#### WHAT TO PRODUCE
Examine the records and identify each line that includes the string "icon". Copy those lines.

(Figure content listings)
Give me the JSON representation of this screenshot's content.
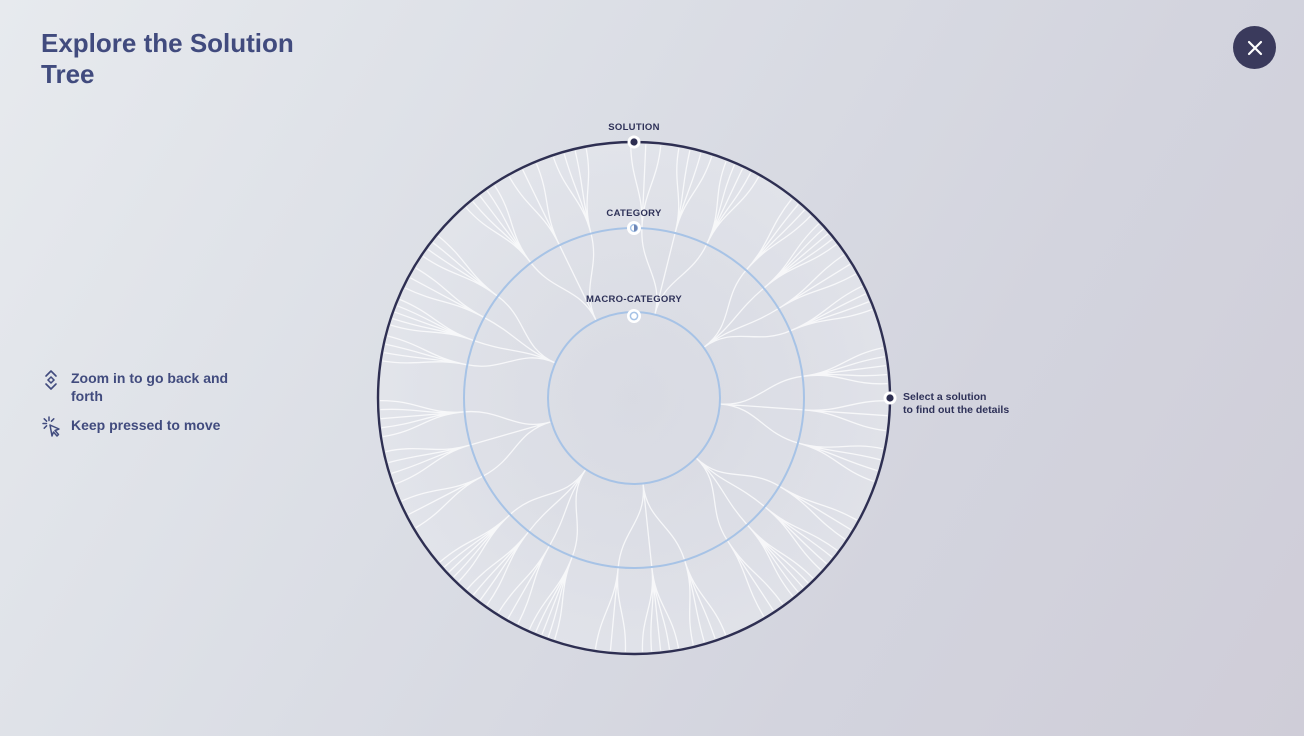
{
  "header": {
    "title": "Explore the Solution\nTree",
    "close_icon": "close-icon"
  },
  "hints": {
    "zoom": {
      "icon": "zoom-arrows-icon",
      "label": "Zoom in to go back and forth"
    },
    "move": {
      "icon": "pointer-click-icon",
      "label": "Keep pressed to move"
    }
  },
  "tree": {
    "rings": {
      "solution": "SOLUTION",
      "category": "CATEGORY",
      "macro_category": "MACRO-CATEGORY"
    },
    "select_hint_line1": "Select a solution",
    "select_hint_line2": "to find out the details"
  },
  "colors": {
    "title": "#414b7e",
    "outer_ring": "#2e2f52",
    "inner_rings": "#a7c3e6",
    "close_button": "#3a3a5c",
    "branches": "#ffffff"
  }
}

#### TASK RESPONSE
    "close_icon": "close-icon"
      "icon": "zoom-arrows-icon",
      "icon": "pointer-click-icon",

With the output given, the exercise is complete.